**Exercise requirements:** Quote each line of the material verbatim, without the pictures.

[A block of data]
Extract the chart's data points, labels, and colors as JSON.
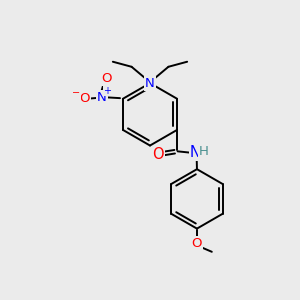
{
  "bg_color": "#ebebeb",
  "bond_color": "#000000",
  "atom_colors": {
    "N": "#0000ff",
    "O": "#ff0000",
    "H": "#4a9090",
    "C": "#000000"
  },
  "lw": 1.4,
  "fontsize": 9.5
}
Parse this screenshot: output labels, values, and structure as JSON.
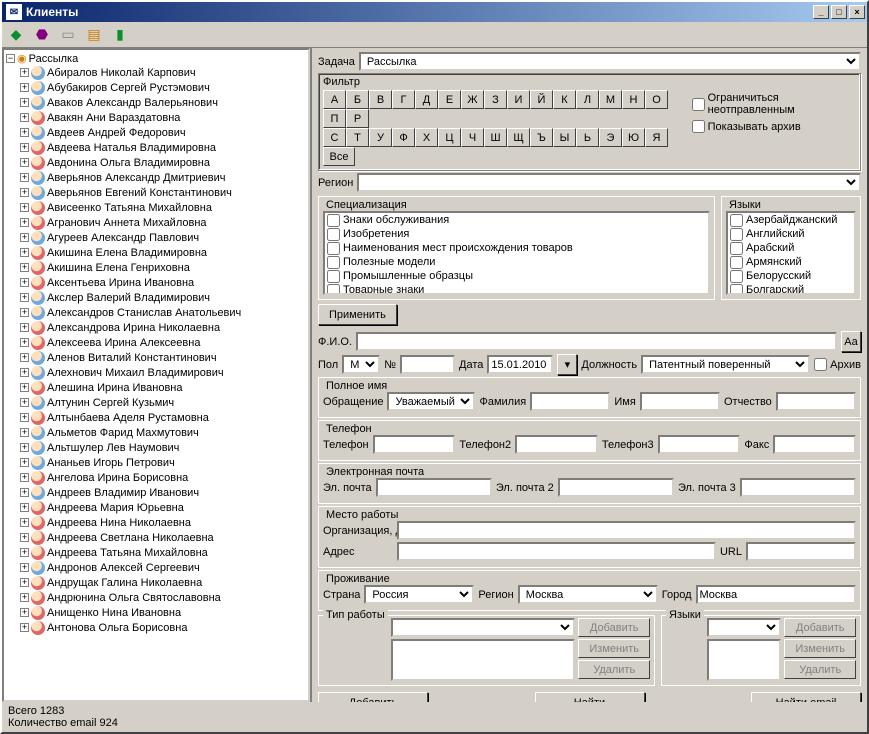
{
  "window": {
    "title": "Клиенты"
  },
  "toolbar_icons": [
    "book-icon",
    "cube-icon",
    "page-icon",
    "cards-icon",
    "door-icon"
  ],
  "tree": {
    "root": "Рассылка",
    "items": [
      {
        "g": "m",
        "name": "Абиралов Николай Карпович"
      },
      {
        "g": "m",
        "name": "Абубакиров Сергей Рустэмович"
      },
      {
        "g": "m",
        "name": "Аваков Александр Валерьянович"
      },
      {
        "g": "f",
        "name": "Авакян Ани Вараздатовна"
      },
      {
        "g": "m",
        "name": "Авдеев Андрей Федорович"
      },
      {
        "g": "f",
        "name": "Авдеева Наталья Владимировна"
      },
      {
        "g": "f",
        "name": "Авдонина Ольга Владимировна"
      },
      {
        "g": "m",
        "name": "Аверьянов Александр Дмитриевич"
      },
      {
        "g": "m",
        "name": "Аверьянов Евгений Константинович"
      },
      {
        "g": "f",
        "name": "Ависеенко Татьяна Михайловна"
      },
      {
        "g": "f",
        "name": "Агранович Аннета Михайловна"
      },
      {
        "g": "m",
        "name": "Агуреев Александр Павлович"
      },
      {
        "g": "f",
        "name": "Акишина Елена Владимировна"
      },
      {
        "g": "f",
        "name": "Акишина Елена Генриховна"
      },
      {
        "g": "f",
        "name": "Аксентьева Ирина Ивановна"
      },
      {
        "g": "m",
        "name": "Акслер Валерий Владимирович"
      },
      {
        "g": "m",
        "name": "Александров Станислав Анатольевич"
      },
      {
        "g": "f",
        "name": "Александрова Ирина Николаевна"
      },
      {
        "g": "f",
        "name": "Алексеева Ирина Алексеевна"
      },
      {
        "g": "m",
        "name": "Аленов Виталий Константинович"
      },
      {
        "g": "m",
        "name": "Алехнович Михаил Владимирович"
      },
      {
        "g": "f",
        "name": "Алешина Ирина Ивановна"
      },
      {
        "g": "m",
        "name": "Алтунин Сергей Кузьмич"
      },
      {
        "g": "f",
        "name": "Алтынбаева Аделя Рустамовна"
      },
      {
        "g": "m",
        "name": "Альметов Фарид Махмутович"
      },
      {
        "g": "m",
        "name": "Альтшулер Лев Наумович"
      },
      {
        "g": "m",
        "name": "Ананьев Игорь Петрович"
      },
      {
        "g": "f",
        "name": "Ангелова Ирина Борисовна"
      },
      {
        "g": "m",
        "name": "Андреев Владимир Иванович"
      },
      {
        "g": "f",
        "name": "Андреева Мария Юрьевна"
      },
      {
        "g": "f",
        "name": "Андреева Нина Николаевна"
      },
      {
        "g": "f",
        "name": "Андреева Светлана Николаевна"
      },
      {
        "g": "f",
        "name": "Андреева Татьяна Михайловна"
      },
      {
        "g": "m",
        "name": "Андронов Алексей Сергеевич"
      },
      {
        "g": "f",
        "name": "Андрущак Галина Николаевна"
      },
      {
        "g": "f",
        "name": "Андрюнина Ольга Святославовна"
      },
      {
        "g": "f",
        "name": "Анищенко Нина Ивановна"
      },
      {
        "g": "f",
        "name": "Антонова Ольга Борисовна"
      }
    ]
  },
  "task": {
    "label": "Задача",
    "value": "Рассылка"
  },
  "filter": {
    "label": "Фильтр",
    "row1": [
      "А",
      "Б",
      "В",
      "Г",
      "Д",
      "Е",
      "Ж",
      "З",
      "И",
      "Й",
      "К",
      "Л",
      "М",
      "Н",
      "О",
      "П",
      "Р"
    ],
    "row2": [
      "С",
      "Т",
      "У",
      "Ф",
      "Х",
      "Ц",
      "Ч",
      "Ш",
      "Щ",
      "Ъ",
      "Ы",
      "Ь",
      "Э",
      "Ю",
      "Я",
      "Все"
    ],
    "opt1": "Ограничиться неотправленным",
    "opt2": "Показывать архив"
  },
  "region": {
    "label": "Регион"
  },
  "spec": {
    "label": "Специализация",
    "items": [
      "Знаки обслуживания",
      "Изобретения",
      "Наименования мест происхождения товаров",
      "Полезные модели",
      "Промышленные образцы",
      "Товарные знаки"
    ]
  },
  "langs": {
    "label": "Языки",
    "items": [
      "Азербайджанский",
      "Английский",
      "Арабский",
      "Армянский",
      "Белорусский",
      "Болгарский"
    ]
  },
  "apply_btn": "Применить",
  "fio": {
    "label": "Ф.И.О.",
    "aa": "Аа"
  },
  "main": {
    "pol": "Пол",
    "pol_val": "М",
    "num": "№",
    "date": "Дата",
    "date_val": "15.01.2010",
    "job": "Должность",
    "job_val": "Патентный поверенный",
    "archive": "Архив"
  },
  "fullname": {
    "title": "Полное имя",
    "sal": "Обращение",
    "sal_val": "Уважаемый",
    "fam": "Фамилия",
    "name": "Имя",
    "patr": "Отчество"
  },
  "phone": {
    "title": "Телефон",
    "p1": "Телефон",
    "p2": "Телефон2",
    "p3": "Телефон3",
    "fax": "Факс"
  },
  "email": {
    "title": "Электронная почта",
    "e1": "Эл. почта",
    "e2": "Эл. почта 2",
    "e3": "Эл. почта 3"
  },
  "work": {
    "title": "Место работы",
    "org": "Организация, должность",
    "addr": "Адрес",
    "url": "URL"
  },
  "living": {
    "title": "Проживание",
    "country": "Страна",
    "country_val": "Россия",
    "region": "Регион",
    "region_val": "Москва",
    "city": "Город",
    "city_val": "Москва"
  },
  "worktype": {
    "title": "Тип работы"
  },
  "langs2": {
    "title": "Языки"
  },
  "btns": {
    "add": "Добавить",
    "edit": "Изменить",
    "del": "Удалить",
    "find": "Найти",
    "findemail": "Найти email"
  },
  "status": {
    "total_label": "Всего ",
    "total": "1283",
    "email_label": "Количество email  ",
    "email": "924"
  }
}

**Full answer:**
Extract the chart's data points, labels, and colors as JSON.
{
  "bg_color": "#ebebeb",
  "bond_color": "#000000",
  "atom_colors": {
    "N": "#0000ff",
    "O": "#ff0000",
    "H": "#4a9090",
    "C": "#000000"
  },
  "lw": 1.4,
  "fontsize": 9.5
}
Parse this screenshot: output labels, values, and structure as JSON.
{
  "window": {
    "title": "Клиенты"
  },
  "toolbar_icons": [
    "book-icon",
    "cube-icon",
    "page-icon",
    "cards-icon",
    "door-icon"
  ],
  "tree": {
    "root": "Рассылка",
    "items": [
      {
        "g": "m",
        "name": "Абиралов Николай Карпович"
      },
      {
        "g": "m",
        "name": "Абубакиров Сергей Рустэмович"
      },
      {
        "g": "m",
        "name": "Аваков Александр Валерьянович"
      },
      {
        "g": "f",
        "name": "Авакян Ани Вараздатовна"
      },
      {
        "g": "m",
        "name": "Авдеев Андрей Федорович"
      },
      {
        "g": "f",
        "name": "Авдеева Наталья Владимировна"
      },
      {
        "g": "f",
        "name": "Авдонина Ольга Владимировна"
      },
      {
        "g": "m",
        "name": "Аверьянов Александр Дмитриевич"
      },
      {
        "g": "m",
        "name": "Аверьянов Евгений Константинович"
      },
      {
        "g": "f",
        "name": "Ависеенко Татьяна Михайловна"
      },
      {
        "g": "f",
        "name": "Агранович Аннета Михайловна"
      },
      {
        "g": "m",
        "name": "Агуреев Александр Павлович"
      },
      {
        "g": "f",
        "name": "Акишина Елена Владимировна"
      },
      {
        "g": "f",
        "name": "Акишина Елена Генриховна"
      },
      {
        "g": "f",
        "name": "Аксентьева Ирина Ивановна"
      },
      {
        "g": "m",
        "name": "Акслер Валерий Владимирович"
      },
      {
        "g": "m",
        "name": "Александров Станислав Анатольевич"
      },
      {
        "g": "f",
        "name": "Александрова Ирина Николаевна"
      },
      {
        "g": "f",
        "name": "Алексеева Ирина Алексеевна"
      },
      {
        "g": "m",
        "name": "Аленов Виталий Константинович"
      },
      {
        "g": "m",
        "name": "Алехнович Михаил Владимирович"
      },
      {
        "g": "f",
        "name": "Алешина Ирина Ивановна"
      },
      {
        "g": "m",
        "name": "Алтунин Сергей Кузьмич"
      },
      {
        "g": "f",
        "name": "Алтынбаева Аделя Рустамовна"
      },
      {
        "g": "m",
        "name": "Альметов Фарид Махмутович"
      },
      {
        "g": "m",
        "name": "Альтшулер Лев Наумович"
      },
      {
        "g": "m",
        "name": "Ананьев Игорь Петрович"
      },
      {
        "g": "f",
        "name": "Ангелова Ирина Борисовна"
      },
      {
        "g": "m",
        "name": "Андреев Владимир Иванович"
      },
      {
        "g": "f",
        "name": "Андреева Мария Юрьевна"
      },
      {
        "g": "f",
        "name": "Андреева Нина Николаевна"
      },
      {
        "g": "f",
        "name": "Андреева Светлана Николаевна"
      },
      {
        "g": "f",
        "name": "Андреева Татьяна Михайловна"
      },
      {
        "g": "m",
        "name": "Андронов Алексей Сергеевич"
      },
      {
        "g": "f",
        "name": "Андрущак Галина Николаевна"
      },
      {
        "g": "f",
        "name": "Андрюнина Ольга Святославовна"
      },
      {
        "g": "f",
        "name": "Анищенко Нина Ивановна"
      },
      {
        "g": "f",
        "name": "Антонова Ольга Борисовна"
      }
    ]
  },
  "task": {
    "label": "Задача",
    "value": "Рассылка"
  },
  "filter": {
    "label": "Фильтр",
    "row1": [
      "А",
      "Б",
      "В",
      "Г",
      "Д",
      "Е",
      "Ж",
      "З",
      "И",
      "Й",
      "К",
      "Л",
      "М",
      "Н",
      "О",
      "П",
      "Р"
    ],
    "row2": [
      "С",
      "Т",
      "У",
      "Ф",
      "Х",
      "Ц",
      "Ч",
      "Ш",
      "Щ",
      "Ъ",
      "Ы",
      "Ь",
      "Э",
      "Ю",
      "Я",
      "Все"
    ],
    "opt1": "Ограничиться неотправленным",
    "opt2": "Показывать архив"
  },
  "region": {
    "label": "Регион"
  },
  "spec": {
    "label": "Специализация",
    "items": [
      "Знаки обслуживания",
      "Изобретения",
      "Наименования мест происхождения товаров",
      "Полезные модели",
      "Промышленные образцы",
      "Товарные знаки"
    ]
  },
  "langs": {
    "label": "Языки",
    "items": [
      "Азербайджанский",
      "Английский",
      "Арабский",
      "Армянский",
      "Белорусский",
      "Болгарский"
    ]
  },
  "apply_btn": "Применить",
  "fio": {
    "label": "Ф.И.О.",
    "aa": "Аа"
  },
  "main": {
    "pol": "Пол",
    "pol_val": "М",
    "num": "№",
    "date": "Дата",
    "date_val": "15.01.2010",
    "job": "Должность",
    "job_val": "Патентный поверенный",
    "archive": "Архив"
  },
  "fullname": {
    "title": "Полное имя",
    "sal": "Обращение",
    "sal_val": "Уважаемый",
    "fam": "Фамилия",
    "name": "Имя",
    "patr": "Отчество"
  },
  "phone": {
    "title": "Телефон",
    "p1": "Телефон",
    "p2": "Телефон2",
    "p3": "Телефон3",
    "fax": "Факс"
  },
  "email": {
    "title": "Электронная почта",
    "e1": "Эл. почта",
    "e2": "Эл. почта 2",
    "e3": "Эл. почта 3"
  },
  "work": {
    "title": "Место работы",
    "org": "Организация, должность",
    "addr": "Адрес",
    "url": "URL"
  },
  "living": {
    "title": "Проживание",
    "country": "Страна",
    "country_val": "Россия",
    "region": "Регион",
    "region_val": "Москва",
    "city": "Город",
    "city_val": "Москва"
  },
  "worktype": {
    "title": "Тип работы"
  },
  "langs2": {
    "title": "Языки"
  },
  "btns": {
    "add": "Добавить",
    "edit": "Изменить",
    "del": "Удалить",
    "find": "Найти",
    "findemail": "Найти email"
  },
  "status": {
    "total_label": "Всего ",
    "total": "1283",
    "email_label": "Количество email  ",
    "email": "924"
  }
}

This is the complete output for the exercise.